[Figure content listings]
-- Start --
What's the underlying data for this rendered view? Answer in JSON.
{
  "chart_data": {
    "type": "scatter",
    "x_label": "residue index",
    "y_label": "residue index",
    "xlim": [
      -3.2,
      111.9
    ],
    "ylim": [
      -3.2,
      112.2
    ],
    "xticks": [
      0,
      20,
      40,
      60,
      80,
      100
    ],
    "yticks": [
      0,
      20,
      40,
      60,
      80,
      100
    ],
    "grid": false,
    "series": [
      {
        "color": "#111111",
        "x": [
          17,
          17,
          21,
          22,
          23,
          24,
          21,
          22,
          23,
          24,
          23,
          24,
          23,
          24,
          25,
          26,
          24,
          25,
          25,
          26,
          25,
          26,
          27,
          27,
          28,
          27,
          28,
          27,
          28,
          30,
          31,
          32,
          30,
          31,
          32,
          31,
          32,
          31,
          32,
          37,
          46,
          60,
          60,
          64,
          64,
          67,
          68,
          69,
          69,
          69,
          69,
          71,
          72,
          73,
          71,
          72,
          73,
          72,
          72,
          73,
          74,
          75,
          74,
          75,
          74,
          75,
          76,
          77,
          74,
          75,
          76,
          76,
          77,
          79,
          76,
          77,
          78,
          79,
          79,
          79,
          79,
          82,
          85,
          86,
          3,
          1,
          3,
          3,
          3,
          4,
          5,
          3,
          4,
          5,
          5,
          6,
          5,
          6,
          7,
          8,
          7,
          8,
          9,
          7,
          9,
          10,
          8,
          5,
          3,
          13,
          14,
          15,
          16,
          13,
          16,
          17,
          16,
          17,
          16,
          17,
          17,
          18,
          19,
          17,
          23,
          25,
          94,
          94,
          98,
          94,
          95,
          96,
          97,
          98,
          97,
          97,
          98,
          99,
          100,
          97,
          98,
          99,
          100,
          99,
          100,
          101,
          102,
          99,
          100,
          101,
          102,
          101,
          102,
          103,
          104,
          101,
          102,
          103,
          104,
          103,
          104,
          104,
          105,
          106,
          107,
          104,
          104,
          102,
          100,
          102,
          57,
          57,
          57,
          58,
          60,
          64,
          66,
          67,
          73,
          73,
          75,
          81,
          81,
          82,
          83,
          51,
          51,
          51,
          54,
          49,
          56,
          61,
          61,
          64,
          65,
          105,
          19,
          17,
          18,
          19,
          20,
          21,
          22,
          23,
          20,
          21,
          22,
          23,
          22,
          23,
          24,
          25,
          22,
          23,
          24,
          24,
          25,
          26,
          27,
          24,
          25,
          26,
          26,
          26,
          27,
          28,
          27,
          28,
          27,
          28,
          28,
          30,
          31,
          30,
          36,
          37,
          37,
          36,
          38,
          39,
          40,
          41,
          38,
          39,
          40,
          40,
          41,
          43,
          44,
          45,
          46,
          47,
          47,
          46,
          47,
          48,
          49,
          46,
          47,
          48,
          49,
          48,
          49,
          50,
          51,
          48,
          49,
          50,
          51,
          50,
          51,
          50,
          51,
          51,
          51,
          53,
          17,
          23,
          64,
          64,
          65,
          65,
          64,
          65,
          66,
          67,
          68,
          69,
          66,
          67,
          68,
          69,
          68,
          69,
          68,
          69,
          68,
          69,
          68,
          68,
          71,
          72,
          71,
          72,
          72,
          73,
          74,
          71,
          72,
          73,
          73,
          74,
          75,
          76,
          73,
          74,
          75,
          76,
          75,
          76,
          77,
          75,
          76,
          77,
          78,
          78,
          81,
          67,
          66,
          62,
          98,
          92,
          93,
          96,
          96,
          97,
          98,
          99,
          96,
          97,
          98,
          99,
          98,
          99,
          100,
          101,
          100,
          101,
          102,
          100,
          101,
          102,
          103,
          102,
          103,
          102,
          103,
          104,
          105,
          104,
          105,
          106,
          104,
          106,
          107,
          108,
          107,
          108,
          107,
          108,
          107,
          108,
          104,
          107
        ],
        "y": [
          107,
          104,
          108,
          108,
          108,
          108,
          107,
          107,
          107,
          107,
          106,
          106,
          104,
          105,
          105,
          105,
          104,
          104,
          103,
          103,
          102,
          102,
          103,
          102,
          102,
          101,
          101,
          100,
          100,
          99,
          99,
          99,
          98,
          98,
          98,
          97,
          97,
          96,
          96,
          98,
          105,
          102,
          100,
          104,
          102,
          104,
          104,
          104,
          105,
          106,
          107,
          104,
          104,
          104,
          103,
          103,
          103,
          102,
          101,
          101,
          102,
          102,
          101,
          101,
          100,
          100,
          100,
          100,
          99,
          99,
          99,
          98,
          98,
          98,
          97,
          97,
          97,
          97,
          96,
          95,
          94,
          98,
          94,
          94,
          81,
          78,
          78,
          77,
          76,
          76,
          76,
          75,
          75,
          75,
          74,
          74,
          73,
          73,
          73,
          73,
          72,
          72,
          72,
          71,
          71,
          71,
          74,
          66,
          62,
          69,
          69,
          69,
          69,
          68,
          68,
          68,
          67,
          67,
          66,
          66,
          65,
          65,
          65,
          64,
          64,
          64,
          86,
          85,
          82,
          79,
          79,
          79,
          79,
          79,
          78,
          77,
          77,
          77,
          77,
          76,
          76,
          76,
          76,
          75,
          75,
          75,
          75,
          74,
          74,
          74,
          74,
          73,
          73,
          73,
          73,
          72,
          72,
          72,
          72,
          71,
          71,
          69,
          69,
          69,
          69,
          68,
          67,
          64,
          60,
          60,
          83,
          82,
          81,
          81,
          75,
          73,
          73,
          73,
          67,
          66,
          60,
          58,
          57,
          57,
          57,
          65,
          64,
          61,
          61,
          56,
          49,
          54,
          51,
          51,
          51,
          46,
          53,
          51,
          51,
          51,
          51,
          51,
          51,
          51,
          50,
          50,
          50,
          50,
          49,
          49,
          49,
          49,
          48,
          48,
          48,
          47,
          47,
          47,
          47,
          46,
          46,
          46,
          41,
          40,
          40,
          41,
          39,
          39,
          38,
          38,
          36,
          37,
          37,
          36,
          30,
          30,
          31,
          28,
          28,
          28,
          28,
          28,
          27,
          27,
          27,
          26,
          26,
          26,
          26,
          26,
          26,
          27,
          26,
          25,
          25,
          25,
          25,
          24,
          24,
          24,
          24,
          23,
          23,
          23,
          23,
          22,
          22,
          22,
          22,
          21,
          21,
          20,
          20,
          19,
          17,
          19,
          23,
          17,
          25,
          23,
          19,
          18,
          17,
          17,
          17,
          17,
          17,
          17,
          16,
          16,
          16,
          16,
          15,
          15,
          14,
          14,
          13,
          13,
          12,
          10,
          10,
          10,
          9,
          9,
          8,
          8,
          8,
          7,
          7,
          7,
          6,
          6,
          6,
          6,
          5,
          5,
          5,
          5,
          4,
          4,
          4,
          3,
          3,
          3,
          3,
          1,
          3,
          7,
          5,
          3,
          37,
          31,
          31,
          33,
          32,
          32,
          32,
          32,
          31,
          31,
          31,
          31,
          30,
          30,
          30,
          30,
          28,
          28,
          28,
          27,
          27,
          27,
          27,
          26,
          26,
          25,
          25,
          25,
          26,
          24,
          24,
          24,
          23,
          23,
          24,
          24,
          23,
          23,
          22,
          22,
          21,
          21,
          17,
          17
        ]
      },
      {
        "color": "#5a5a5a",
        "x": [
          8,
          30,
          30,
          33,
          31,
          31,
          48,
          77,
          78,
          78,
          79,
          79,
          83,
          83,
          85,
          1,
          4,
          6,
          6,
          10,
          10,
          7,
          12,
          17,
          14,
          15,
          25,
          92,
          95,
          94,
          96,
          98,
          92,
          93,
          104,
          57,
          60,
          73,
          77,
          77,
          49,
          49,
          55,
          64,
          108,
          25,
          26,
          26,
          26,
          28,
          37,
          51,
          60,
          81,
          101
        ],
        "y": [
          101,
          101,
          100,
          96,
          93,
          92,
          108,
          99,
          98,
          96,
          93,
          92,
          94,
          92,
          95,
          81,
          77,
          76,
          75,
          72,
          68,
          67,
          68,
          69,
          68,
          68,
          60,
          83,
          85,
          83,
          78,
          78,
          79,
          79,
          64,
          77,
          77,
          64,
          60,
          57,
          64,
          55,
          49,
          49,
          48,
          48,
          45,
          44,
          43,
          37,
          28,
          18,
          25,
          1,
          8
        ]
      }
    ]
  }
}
-- End --
• **The exercise**:
Look through the entries above and report the number of lines that contain "index". Write only the number.

• **Solution for this exercise**:
2